Short exercise:
Print each line of the listing once more, precisely as given.

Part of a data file
----
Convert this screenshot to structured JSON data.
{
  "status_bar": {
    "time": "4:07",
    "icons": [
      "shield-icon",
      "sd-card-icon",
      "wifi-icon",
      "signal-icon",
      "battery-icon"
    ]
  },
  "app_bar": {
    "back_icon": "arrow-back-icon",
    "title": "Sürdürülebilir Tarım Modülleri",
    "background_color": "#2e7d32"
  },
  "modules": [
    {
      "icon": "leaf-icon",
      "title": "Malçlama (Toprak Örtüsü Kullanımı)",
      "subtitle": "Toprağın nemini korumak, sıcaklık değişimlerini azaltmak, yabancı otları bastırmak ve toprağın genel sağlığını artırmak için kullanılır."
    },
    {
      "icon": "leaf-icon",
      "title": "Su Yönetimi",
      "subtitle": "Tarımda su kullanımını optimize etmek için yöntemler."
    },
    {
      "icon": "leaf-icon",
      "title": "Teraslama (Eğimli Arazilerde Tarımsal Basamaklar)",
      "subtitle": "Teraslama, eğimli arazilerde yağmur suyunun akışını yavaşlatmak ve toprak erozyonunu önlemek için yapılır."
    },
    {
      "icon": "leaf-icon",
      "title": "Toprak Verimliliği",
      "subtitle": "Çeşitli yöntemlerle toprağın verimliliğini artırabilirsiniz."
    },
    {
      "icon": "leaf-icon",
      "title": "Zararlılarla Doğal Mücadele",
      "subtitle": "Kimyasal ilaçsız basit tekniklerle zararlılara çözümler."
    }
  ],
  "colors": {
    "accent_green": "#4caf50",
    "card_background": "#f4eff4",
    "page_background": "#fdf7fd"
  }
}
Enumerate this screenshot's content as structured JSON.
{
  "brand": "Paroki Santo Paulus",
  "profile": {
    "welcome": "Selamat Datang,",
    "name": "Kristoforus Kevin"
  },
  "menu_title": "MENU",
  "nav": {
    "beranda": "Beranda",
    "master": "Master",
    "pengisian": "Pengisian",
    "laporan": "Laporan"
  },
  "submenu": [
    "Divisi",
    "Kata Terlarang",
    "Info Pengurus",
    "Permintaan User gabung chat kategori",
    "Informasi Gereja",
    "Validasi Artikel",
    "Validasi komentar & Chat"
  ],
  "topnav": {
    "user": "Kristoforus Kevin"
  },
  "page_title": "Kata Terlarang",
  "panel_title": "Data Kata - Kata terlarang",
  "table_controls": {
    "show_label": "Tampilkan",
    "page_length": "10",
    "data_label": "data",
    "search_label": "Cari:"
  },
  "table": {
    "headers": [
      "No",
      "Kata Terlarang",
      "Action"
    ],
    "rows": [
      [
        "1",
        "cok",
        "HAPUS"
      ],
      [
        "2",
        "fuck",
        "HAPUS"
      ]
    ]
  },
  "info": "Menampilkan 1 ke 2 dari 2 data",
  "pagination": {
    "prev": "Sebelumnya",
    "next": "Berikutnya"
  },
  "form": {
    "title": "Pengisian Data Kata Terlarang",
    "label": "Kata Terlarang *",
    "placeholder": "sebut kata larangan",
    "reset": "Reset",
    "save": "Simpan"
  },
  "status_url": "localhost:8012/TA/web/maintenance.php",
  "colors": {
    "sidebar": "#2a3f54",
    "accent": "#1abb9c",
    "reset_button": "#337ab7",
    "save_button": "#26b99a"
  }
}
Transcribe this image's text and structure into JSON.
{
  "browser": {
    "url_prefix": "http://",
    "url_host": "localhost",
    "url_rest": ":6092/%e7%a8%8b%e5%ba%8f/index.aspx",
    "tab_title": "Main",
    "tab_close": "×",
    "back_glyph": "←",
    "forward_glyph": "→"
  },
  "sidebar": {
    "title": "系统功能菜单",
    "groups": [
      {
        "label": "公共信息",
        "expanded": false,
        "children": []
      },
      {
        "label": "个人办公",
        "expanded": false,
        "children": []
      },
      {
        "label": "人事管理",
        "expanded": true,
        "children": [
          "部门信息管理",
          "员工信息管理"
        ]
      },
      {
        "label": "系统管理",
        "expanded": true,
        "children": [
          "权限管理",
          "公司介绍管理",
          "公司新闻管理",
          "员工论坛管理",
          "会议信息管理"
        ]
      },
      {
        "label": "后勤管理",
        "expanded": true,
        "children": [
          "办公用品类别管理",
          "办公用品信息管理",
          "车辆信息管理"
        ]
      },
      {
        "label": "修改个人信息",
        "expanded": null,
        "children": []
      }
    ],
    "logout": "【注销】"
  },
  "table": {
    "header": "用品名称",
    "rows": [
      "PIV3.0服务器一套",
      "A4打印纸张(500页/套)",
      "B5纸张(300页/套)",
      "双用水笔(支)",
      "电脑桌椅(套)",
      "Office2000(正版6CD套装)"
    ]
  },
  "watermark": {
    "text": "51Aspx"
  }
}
----
Output for this task:
Convert this screenshot to structured JSON data.
{
  "status_bar": {
    "time": "4:07",
    "icons": [
      "shield-icon",
      "sd-card-icon",
      "wifi-icon",
      "signal-icon",
      "battery-icon"
    ]
  },
  "app_bar": {
    "back_icon": "arrow-back-icon",
    "title": "Sürdürülebilir Tarım Modülleri",
    "background_color": "#2e7d32"
  },
  "modules": [
    {
      "icon": "leaf-icon",
      "title": "Malçlama (Toprak Örtüsü Kullanımı)",
      "subtitle": "Toprağın nemini korumak, sıcaklık değişimlerini azaltmak, yabancı otları bastırmak ve toprağın genel sağlığını artırmak için kullanılır."
    },
    {
      "icon": "leaf-icon",
      "title": "Su Yönetimi",
      "subtitle": "Tarımda su kullanımını optimize etmek için yöntemler."
    },
    {
      "icon": "leaf-icon",
      "title": "Teraslama (Eğimli Arazilerde Tarımsal Basamaklar)",
      "subtitle": "Teraslama, eğimli arazilerde yağmur suyunun akışını yavaşlatmak ve toprak erozyonunu önlemek için yapılır."
    },
    {
      "icon": "leaf-icon",
      "title": "Toprak Verimliliği",
      "subtitle": "Çeşitli yöntemlerle toprağın verimliliğini artırabilirsiniz."
    },
    {
      "icon": "leaf-icon",
      "title": "Zararlılarla Doğal Mücadele",
      "subtitle": "Kimyasal ilaçsız basit tekniklerle zararlılara çözümler."
    }
  ],
  "colors": {
    "accent_green": "#4caf50",
    "card_background": "#f4eff4",
    "page_background": "#fdf7fd"
  }
}
Enumerate this screenshot's content as structured JSON.
{
  "brand": "Paroki Santo Paulus",
  "profile": {
    "welcome": "Selamat Datang,",
    "name": "Kristoforus Kevin"
  },
  "menu_title": "MENU",
  "nav": {
    "beranda": "Beranda",
    "master": "Master",
    "pengisian": "Pengisian",
    "laporan": "Laporan"
  },
  "submenu": [
    "Divisi",
    "Kata Terlarang",
    "Info Pengurus",
    "Permintaan User gabung chat kategori",
    "Informasi Gereja",
    "Validasi Artikel",
    "Validasi komentar & Chat"
  ],
  "topnav": {
    "user": "Kristoforus Kevin"
  },
  "page_title": "Kata Terlarang",
  "panel_title": "Data Kata - Kata terlarang",
  "table_controls": {
    "show_label": "Tampilkan",
    "page_length": "10",
    "data_label": "data",
    "search_label": "Cari:"
  },
  "table": {
    "headers": [
      "No",
      "Kata Terlarang",
      "Action"
    ],
    "rows": [
      [
        "1",
        "cok",
        "HAPUS"
      ],
      [
        "2",
        "fuck",
        "HAPUS"
      ]
    ]
  },
  "info": "Menampilkan 1 ke 2 dari 2 data",
  "pagination": {
    "prev": "Sebelumnya",
    "next": "Berikutnya"
  },
  "form": {
    "title": "Pengisian Data Kata Terlarang",
    "label": "Kata Terlarang *",
    "placeholder": "sebut kata larangan",
    "reset": "Reset",
    "save": "Simpan"
  },
  "status_url": "localhost:8012/TA/web/maintenance.php",
  "colors": {
    "sidebar": "#2a3f54",
    "accent": "#1abb9c",
    "reset_button": "#337ab7",
    "save_button": "#26b99a"
  }
}
Transcribe this image's text and structure into JSON.
{
  "browser": {
    "url_prefix": "http://",
    "url_host": "localhost",
    "url_rest": ":6092/%e7%a8%8b%e5%ba%8f/index.aspx",
    "tab_title": "Main",
    "tab_close": "×",
    "back_glyph": "←",
    "forward_glyph": "→"
  },
  "sidebar": {
    "title": "系统功能菜单",
    "groups": [
      {
        "label": "公共信息",
        "expanded": false,
        "children": []
      },
      {
        "label": "个人办公",
        "expanded": false,
        "children": []
      },
      {
        "label": "人事管理",
        "expanded": true,
        "children": [
          "部门信息管理",
          "员工信息管理"
        ]
      },
      {
        "label": "系统管理",
        "expanded": true,
        "children": [
          "权限管理",
          "公司介绍管理",
          "公司新闻管理",
          "员工论坛管理",
          "会议信息管理"
        ]
      },
      {
        "label": "后勤管理",
        "expanded": true,
        "children": [
          "办公用品类别管理",
          "办公用品信息管理",
          "车辆信息管理"
        ]
      },
      {
        "label": "修改个人信息",
        "expanded": null,
        "children": []
      }
    ],
    "logout": "【注销】"
  },
  "table": {
    "header": "用品名称",
    "rows": [
      "PIV3.0服务器一套",
      "A4打印纸张(500页/套)",
      "B5纸张(300页/套)",
      "双用水笔(支)",
      "电脑桌椅(套)",
      "Office2000(正版6CD套装)"
    ]
  },
  "watermark": {
    "text": "51Aspx"
  }
}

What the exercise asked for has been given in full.